◆ PROMPT:
Copy out each line exactly; pictures stay out of the copy.

━━━━━━━━━━━━━━━━━━━━

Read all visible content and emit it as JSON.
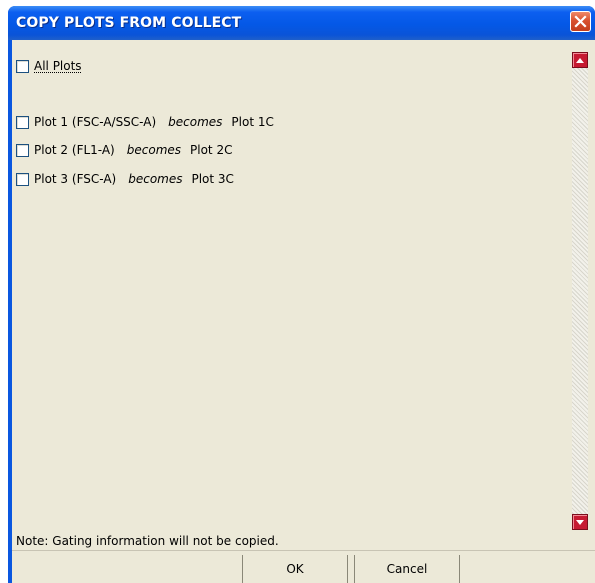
{
  "dialog": {
    "title": "COPY PLOTS FROM COLLECT"
  },
  "list": {
    "all_plots_label": "All Plots",
    "items": [
      {
        "source": "Plot 1 (FSC-A/SSC-A)",
        "connector": "becomes",
        "target": "Plot 1C",
        "checked": false
      },
      {
        "source": "Plot 2 (FL1-A)",
        "connector": "becomes",
        "target": "Plot 2C",
        "checked": false
      },
      {
        "source": "Plot 3 (FSC-A)",
        "connector": "becomes",
        "target": "Plot 3C",
        "checked": false
      }
    ]
  },
  "footer": {
    "note": "Note: Gating information will not be copied.",
    "ok_label": "OK",
    "cancel_label": "Cancel"
  },
  "icons": {
    "close": "close-icon",
    "scroll_up": "arrow-up-icon",
    "scroll_down": "arrow-down-icon"
  },
  "colors": {
    "titlebar": "#0458e6",
    "client": "#ece9d8",
    "close_button": "#d8512f",
    "scroll_buttons": "#c61a32"
  }
}
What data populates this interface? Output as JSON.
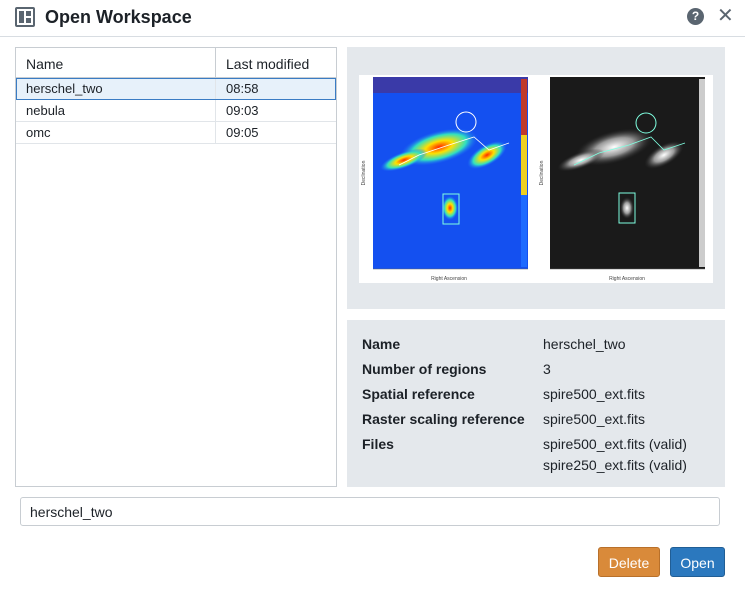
{
  "dialog": {
    "title": "Open Workspace",
    "help_icon": "question-circle-icon",
    "close_icon": "close-icon",
    "app_icon": "layout-panels-icon"
  },
  "list": {
    "headers": [
      "Name",
      "Last modified"
    ],
    "rows": [
      {
        "name": "herschel_two",
        "modified": "08:58",
        "selected": true
      },
      {
        "name": "nebula",
        "modified": "09:03",
        "selected": false
      },
      {
        "name": "omc",
        "modified": "09:05",
        "selected": false
      }
    ]
  },
  "details": {
    "name_label": "Name",
    "name_value": "herschel_two",
    "regions_label": "Number of regions",
    "regions_value": "3",
    "spatial_label": "Spatial reference",
    "spatial_value": "spire500_ext.fits",
    "raster_label": "Raster scaling reference",
    "raster_value": "spire500_ext.fits",
    "files_label": "Files",
    "files": [
      "spire500_ext.fits (valid)",
      "spire250_ext.fits (valid)"
    ]
  },
  "preview": {
    "left_xlabel": "Right Ascension",
    "right_xlabel": "Right Ascension",
    "left_ylabel": "Declination",
    "right_ylabel": "Declination"
  },
  "input": {
    "value": "herschel_two"
  },
  "buttons": {
    "delete": "Delete",
    "open": "Open"
  },
  "colors": {
    "delete_bg": "#d98a3a",
    "open_bg": "#2b78be",
    "selection": "#e7f1fa"
  }
}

━━━━━━━━━━━━━━━━━━━━

◆ WRITTEN RESPONSE:
Read all visible content and emit it as JSON.
{
  "dialog": {
    "title": "COPY PLOTS FROM COLLECT"
  },
  "list": {
    "all_plots_label": "All Plots",
    "items": [
      {
        "source": "Plot 1 (FSC-A/SSC-A)",
        "connector": "becomes",
        "target": "Plot 1C",
        "checked": false
      },
      {
        "source": "Plot 2 (FL1-A)",
        "connector": "becomes",
        "target": "Plot 2C",
        "checked": false
      },
      {
        "source": "Plot 3 (FSC-A)",
        "connector": "becomes",
        "target": "Plot 3C",
        "checked": false
      }
    ]
  },
  "footer": {
    "note": "Note: Gating information will not be copied.",
    "ok_label": "OK",
    "cancel_label": "Cancel"
  },
  "icons": {
    "close": "close-icon",
    "scroll_up": "arrow-up-icon",
    "scroll_down": "arrow-down-icon"
  },
  "colors": {
    "titlebar": "#0458e6",
    "client": "#ece9d8",
    "close_button": "#d8512f",
    "scroll_buttons": "#c61a32"
  }
}
What data populates this interface? Output as JSON.
{
  "dialog": {
    "title": "Open Workspace",
    "help_icon": "question-circle-icon",
    "close_icon": "close-icon",
    "app_icon": "layout-panels-icon"
  },
  "list": {
    "headers": [
      "Name",
      "Last modified"
    ],
    "rows": [
      {
        "name": "herschel_two",
        "modified": "08:58",
        "selected": true
      },
      {
        "name": "nebula",
        "modified": "09:03",
        "selected": false
      },
      {
        "name": "omc",
        "modified": "09:05",
        "selected": false
      }
    ]
  },
  "details": {
    "name_label": "Name",
    "name_value": "herschel_two",
    "regions_label": "Number of regions",
    "regions_value": "3",
    "spatial_label": "Spatial reference",
    "spatial_value": "spire500_ext.fits",
    "raster_label": "Raster scaling reference",
    "raster_value": "spire500_ext.fits",
    "files_label": "Files",
    "files": [
      "spire500_ext.fits (valid)",
      "spire250_ext.fits (valid)"
    ]
  },
  "preview": {
    "left_xlabel": "Right Ascension",
    "right_xlabel": "Right Ascension",
    "left_ylabel": "Declination",
    "right_ylabel": "Declination"
  },
  "input": {
    "value": "herschel_two"
  },
  "buttons": {
    "delete": "Delete",
    "open": "Open"
  },
  "colors": {
    "delete_bg": "#d98a3a",
    "open_bg": "#2b78be",
    "selection": "#e7f1fa"
  }
}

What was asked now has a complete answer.